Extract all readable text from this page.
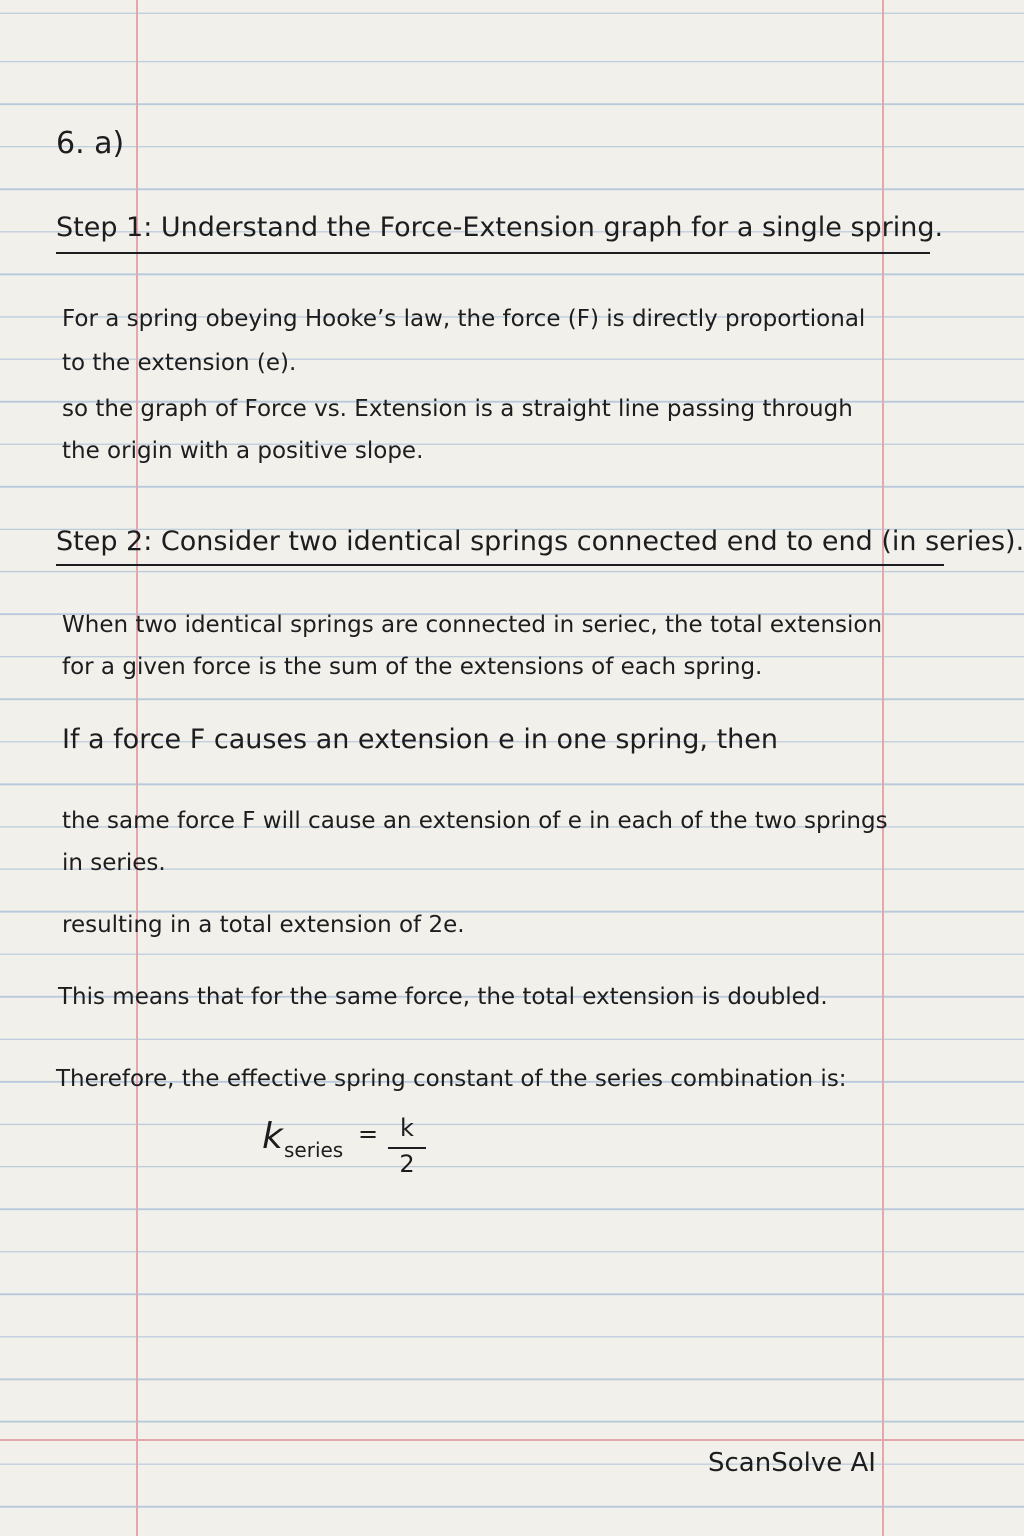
6. a)

Step 1: Understand the Force-Extension graph for a single spring.

For a spring obeying Hooke’s law, the force (F) is directly proportional

to the extension (e).

so the graph of Force vs. Extension is a straight line passing through

the origin with a positive slope.

Step 2: Consider two identical springs connected end to end (in series).

When two identical springs are connected in seriec, the total extension

for a given force is the sum of the extensions of each spring.

If a force F causes an extension e in one spring, then

the same force F will cause an extension of e in each of the two springs

in series.

resulting in a total extension of 2e.

This means that for the same force, the total extension is doubled.

Therefore, the effective spring constant of the series combination is:

k series
= k
2

ScanSolve AI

The problem
Return the listing above word for word, with the pictures removed.

Completed exercise
Extract all readable text from this page.
6. a)

Step 1: Understand the Force-Extension graph for a single spring.

For a spring obeying Hooke’s law, the force (F) is directly proportional

to the extension (e).

so the graph of Force vs. Extension is a straight line passing through

the origin with a positive slope.

Step 2: Consider two identical springs connected end to end (in series).

When two identical springs are connected in seriec, the total extension

for a given force is the sum of the extensions of each spring.

If a force F causes an extension e in one spring, then

the same force F will cause an extension of e in each of the two springs

in series.

resulting in a total extension of 2e.

This means that for the same force, the total extension is doubled.

Therefore, the effective spring constant of the series combination is:

k series
= k
2

ScanSolve AI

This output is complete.